Write out every single entry exactly.
● ● ●
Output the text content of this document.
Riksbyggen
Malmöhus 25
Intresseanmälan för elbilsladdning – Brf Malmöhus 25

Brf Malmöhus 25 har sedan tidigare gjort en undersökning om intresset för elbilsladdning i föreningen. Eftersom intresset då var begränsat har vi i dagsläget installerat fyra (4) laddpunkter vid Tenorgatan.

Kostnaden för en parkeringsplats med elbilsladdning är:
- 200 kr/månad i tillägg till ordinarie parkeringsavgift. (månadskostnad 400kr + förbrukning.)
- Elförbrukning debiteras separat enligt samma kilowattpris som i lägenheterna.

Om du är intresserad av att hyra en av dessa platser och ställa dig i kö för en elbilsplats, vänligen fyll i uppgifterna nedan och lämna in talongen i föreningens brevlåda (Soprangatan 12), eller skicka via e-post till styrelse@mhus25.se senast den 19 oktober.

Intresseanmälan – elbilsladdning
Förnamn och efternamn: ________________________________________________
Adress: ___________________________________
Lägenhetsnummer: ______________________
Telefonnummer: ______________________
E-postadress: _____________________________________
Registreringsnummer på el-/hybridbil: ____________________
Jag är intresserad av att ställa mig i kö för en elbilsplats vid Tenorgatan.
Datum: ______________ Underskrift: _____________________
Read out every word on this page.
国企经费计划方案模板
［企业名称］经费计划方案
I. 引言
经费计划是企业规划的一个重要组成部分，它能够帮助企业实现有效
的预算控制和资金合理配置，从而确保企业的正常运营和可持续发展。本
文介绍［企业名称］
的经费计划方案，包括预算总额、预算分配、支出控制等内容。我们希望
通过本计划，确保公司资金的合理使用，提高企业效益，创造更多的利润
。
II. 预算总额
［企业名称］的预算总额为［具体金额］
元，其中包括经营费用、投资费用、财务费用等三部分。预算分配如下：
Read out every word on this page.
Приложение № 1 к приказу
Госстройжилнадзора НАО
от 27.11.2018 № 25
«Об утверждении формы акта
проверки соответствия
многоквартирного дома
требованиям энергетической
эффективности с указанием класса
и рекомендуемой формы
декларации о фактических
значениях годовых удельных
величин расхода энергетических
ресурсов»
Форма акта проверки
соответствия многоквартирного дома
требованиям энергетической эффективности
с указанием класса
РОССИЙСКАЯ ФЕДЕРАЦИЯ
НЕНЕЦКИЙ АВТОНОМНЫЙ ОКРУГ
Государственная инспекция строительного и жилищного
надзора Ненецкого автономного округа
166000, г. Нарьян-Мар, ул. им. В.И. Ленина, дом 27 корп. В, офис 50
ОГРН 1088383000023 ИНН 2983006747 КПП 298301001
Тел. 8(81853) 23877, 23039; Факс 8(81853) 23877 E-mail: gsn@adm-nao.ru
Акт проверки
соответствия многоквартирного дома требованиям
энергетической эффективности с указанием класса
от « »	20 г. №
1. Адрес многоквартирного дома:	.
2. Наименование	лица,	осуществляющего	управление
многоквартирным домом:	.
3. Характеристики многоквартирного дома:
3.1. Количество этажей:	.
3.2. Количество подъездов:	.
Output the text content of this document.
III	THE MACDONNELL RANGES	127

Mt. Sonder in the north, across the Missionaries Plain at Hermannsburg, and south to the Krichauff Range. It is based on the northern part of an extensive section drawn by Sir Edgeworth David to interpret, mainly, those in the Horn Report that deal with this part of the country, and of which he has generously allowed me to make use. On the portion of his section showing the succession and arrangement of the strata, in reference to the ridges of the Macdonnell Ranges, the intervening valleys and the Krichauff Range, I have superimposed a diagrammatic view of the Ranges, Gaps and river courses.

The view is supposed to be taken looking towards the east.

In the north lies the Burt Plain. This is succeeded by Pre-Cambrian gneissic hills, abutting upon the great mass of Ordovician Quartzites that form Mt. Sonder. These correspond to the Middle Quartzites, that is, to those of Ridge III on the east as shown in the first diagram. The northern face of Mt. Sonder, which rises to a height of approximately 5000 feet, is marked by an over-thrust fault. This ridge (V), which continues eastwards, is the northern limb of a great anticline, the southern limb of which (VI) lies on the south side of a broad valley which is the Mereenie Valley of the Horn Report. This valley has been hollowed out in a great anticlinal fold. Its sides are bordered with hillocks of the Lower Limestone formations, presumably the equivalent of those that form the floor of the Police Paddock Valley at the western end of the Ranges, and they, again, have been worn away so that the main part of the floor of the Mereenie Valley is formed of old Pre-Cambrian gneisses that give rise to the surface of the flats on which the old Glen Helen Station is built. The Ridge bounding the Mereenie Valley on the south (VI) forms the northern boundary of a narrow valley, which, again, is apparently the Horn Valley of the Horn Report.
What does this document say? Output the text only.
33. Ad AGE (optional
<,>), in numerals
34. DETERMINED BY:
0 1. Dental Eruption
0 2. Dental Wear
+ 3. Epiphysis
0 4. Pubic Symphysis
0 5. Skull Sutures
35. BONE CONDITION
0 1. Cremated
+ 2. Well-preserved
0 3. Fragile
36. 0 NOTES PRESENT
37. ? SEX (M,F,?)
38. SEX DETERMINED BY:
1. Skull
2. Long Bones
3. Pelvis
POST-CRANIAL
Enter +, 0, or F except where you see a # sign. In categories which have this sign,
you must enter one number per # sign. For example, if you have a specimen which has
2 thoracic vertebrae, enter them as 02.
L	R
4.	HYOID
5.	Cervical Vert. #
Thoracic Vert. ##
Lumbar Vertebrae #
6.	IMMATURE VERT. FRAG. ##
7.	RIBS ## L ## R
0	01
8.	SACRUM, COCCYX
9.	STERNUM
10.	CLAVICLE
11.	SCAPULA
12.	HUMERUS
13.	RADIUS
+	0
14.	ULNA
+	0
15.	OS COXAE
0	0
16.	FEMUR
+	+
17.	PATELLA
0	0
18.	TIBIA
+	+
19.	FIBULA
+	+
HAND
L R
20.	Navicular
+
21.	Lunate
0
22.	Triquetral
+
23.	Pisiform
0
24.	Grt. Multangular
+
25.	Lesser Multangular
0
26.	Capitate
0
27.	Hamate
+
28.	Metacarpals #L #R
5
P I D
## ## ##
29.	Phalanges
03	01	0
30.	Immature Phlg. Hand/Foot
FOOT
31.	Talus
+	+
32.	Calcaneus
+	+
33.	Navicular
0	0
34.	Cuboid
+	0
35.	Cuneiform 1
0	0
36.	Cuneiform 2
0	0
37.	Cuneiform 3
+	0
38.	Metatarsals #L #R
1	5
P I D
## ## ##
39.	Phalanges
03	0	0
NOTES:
● ● ●
**Task answer**
Output the text content of this document.
Riksbyggen
Malmöhus 25
Intresseanmälan för elbilsladdning – Brf Malmöhus 25

Brf Malmöhus 25 har sedan tidigare gjort en undersökning om intresset för elbilsladdning i föreningen. Eftersom intresset då var begränsat har vi i dagsläget installerat fyra (4) laddpunkter vid Tenorgatan.

Kostnaden för en parkeringsplats med elbilsladdning är:
- 200 kr/månad i tillägg till ordinarie parkeringsavgift. (månadskostnad 400kr + förbrukning.)
- Elförbrukning debiteras separat enligt samma kilowattpris som i lägenheterna.

Om du är intresserad av att hyra en av dessa platser och ställa dig i kö för en elbilsplats, vänligen fyll i uppgifterna nedan och lämna in talongen i föreningens brevlåda (Soprangatan 12), eller skicka via e-post till styrelse@mhus25.se senast den 19 oktober.

Intresseanmälan – elbilsladdning
Förnamn och efternamn: ________________________________________________
Adress: ___________________________________
Lägenhetsnummer: ______________________
Telefonnummer: ______________________
E-postadress: _____________________________________
Registreringsnummer på el-/hybridbil: ____________________
Jag är intresserad av att ställa mig i kö för en elbilsplats vid Tenorgatan.
Datum: ______________ Underskrift: _____________________
Read out every word on this page.
国企经费计划方案模板
［企业名称］经费计划方案
I. 引言
经费计划是企业规划的一个重要组成部分，它能够帮助企业实现有效
的预算控制和资金合理配置，从而确保企业的正常运营和可持续发展。本
文介绍［企业名称］
的经费计划方案，包括预算总额、预算分配、支出控制等内容。我们希望
通过本计划，确保公司资金的合理使用，提高企业效益，创造更多的利润
。
II. 预算总额
［企业名称］的预算总额为［具体金额］
元，其中包括经营费用、投资费用、财务费用等三部分。预算分配如下：
Read out every word on this page.
Приложение № 1 к приказу
Госстройжилнадзора НАО
от 27.11.2018 № 25
«Об утверждении формы акта
проверки соответствия
многоквартирного дома
требованиям энергетической
эффективности с указанием класса
и рекомендуемой формы
декларации о фактических
значениях годовых удельных
величин расхода энергетических
ресурсов»
Форма акта проверки
соответствия многоквартирного дома
требованиям энергетической эффективности
с указанием класса
РОССИЙСКАЯ ФЕДЕРАЦИЯ
НЕНЕЦКИЙ АВТОНОМНЫЙ ОКРУГ
Государственная инспекция строительного и жилищного
надзора Ненецкого автономного округа
166000, г. Нарьян-Мар, ул. им. В.И. Ленина, дом 27 корп. В, офис 50
ОГРН 1088383000023 ИНН 2983006747 КПП 298301001
Тел. 8(81853) 23877, 23039; Факс 8(81853) 23877 E-mail: gsn@adm-nao.ru
Акт проверки
соответствия многоквартирного дома требованиям
энергетической эффективности с указанием класса
от « »	20 г. №
1. Адрес многоквартирного дома:	.
2. Наименование	лица,	осуществляющего	управление
многоквартирным домом:	.
3. Характеристики многоквартирного дома:
3.1. Количество этажей:	.
3.2. Количество подъездов:	.
Output the text content of this document.
III	THE MACDONNELL RANGES	127

Mt. Sonder in the north, across the Missionaries Plain at Hermannsburg, and south to the Krichauff Range. It is based on the northern part of an extensive section drawn by Sir Edgeworth David to interpret, mainly, those in the Horn Report that deal with this part of the country, and of which he has generously allowed me to make use. On the portion of his section showing the succession and arrangement of the strata, in reference to the ridges of the Macdonnell Ranges, the intervening valleys and the Krichauff Range, I have superimposed a diagrammatic view of the Ranges, Gaps and river courses.

The view is supposed to be taken looking towards the east.

In the north lies the Burt Plain. This is succeeded by Pre-Cambrian gneissic hills, abutting upon the great mass of Ordovician Quartzites that form Mt. Sonder. These correspond to the Middle Quartzites, that is, to those of Ridge III on the east as shown in the first diagram. The northern face of Mt. Sonder, which rises to a height of approximately 5000 feet, is marked by an over-thrust fault. This ridge (V), which continues eastwards, is the northern limb of a great anticline, the southern limb of which (VI) lies on the south side of a broad valley which is the Mereenie Valley of the Horn Report. This valley has been hollowed out in a great anticlinal fold. Its sides are bordered with hillocks of the Lower Limestone formations, presumably the equivalent of those that form the floor of the Police Paddock Valley at the western end of the Ranges, and they, again, have been worn away so that the main part of the floor of the Mereenie Valley is formed of old Pre-Cambrian gneisses that give rise to the surface of the flats on which the old Glen Helen Station is built. The Ridge bounding the Mereenie Valley on the south (VI) forms the northern boundary of a narrow valley, which, again, is apparently the Horn Valley of the Horn Report.
What does this document say? Output the text only.
33. Ad AGE (optional
<,>), in numerals
34. DETERMINED BY:
0 1. Dental Eruption
0 2. Dental Wear
+ 3. Epiphysis
0 4. Pubic Symphysis
0 5. Skull Sutures
35. BONE CONDITION
0 1. Cremated
+ 2. Well-preserved
0 3. Fragile
36. 0 NOTES PRESENT
37. ? SEX (M,F,?)
38. SEX DETERMINED BY:
1. Skull
2. Long Bones
3. Pelvis
POST-CRANIAL
Enter +, 0, or F except where you see a # sign. In categories which have this sign,
you must enter one number per # sign. For example, if you have a specimen which has
2 thoracic vertebrae, enter them as 02.
L	R
4.	HYOID
5.	Cervical Vert. #
Thoracic Vert. ##
Lumbar Vertebrae #
6.	IMMATURE VERT. FRAG. ##
7.	RIBS ## L ## R
0	01
8.	SACRUM, COCCYX
9.	STERNUM
10.	CLAVICLE
11.	SCAPULA
12.	HUMERUS
13.	RADIUS
+	0
14.	ULNA
+	0
15.	OS COXAE
0	0
16.	FEMUR
+	+
17.	PATELLA
0	0
18.	TIBIA
+	+
19.	FIBULA
+	+
HAND
L R
20.	Navicular
+
21.	Lunate
0
22.	Triquetral
+
23.	Pisiform
0
24.	Grt. Multangular
+
25.	Lesser Multangular
0
26.	Capitate
0
27.	Hamate
+
28.	Metacarpals #L #R
5
P I D
## ## ##
29.	Phalanges
03	01	0
30.	Immature Phlg. Hand/Foot
FOOT
31.	Talus
+	+
32.	Calcaneus
+	+
33.	Navicular
0	0
34.	Cuboid
+	0
35.	Cuneiform 1
0	0
36.	Cuneiform 2
0	0
37.	Cuneiform 3
+	0
38.	Metatarsals #L #R
1	5
P I D
## ## ##
39.	Phalanges
03	0	0
NOTES:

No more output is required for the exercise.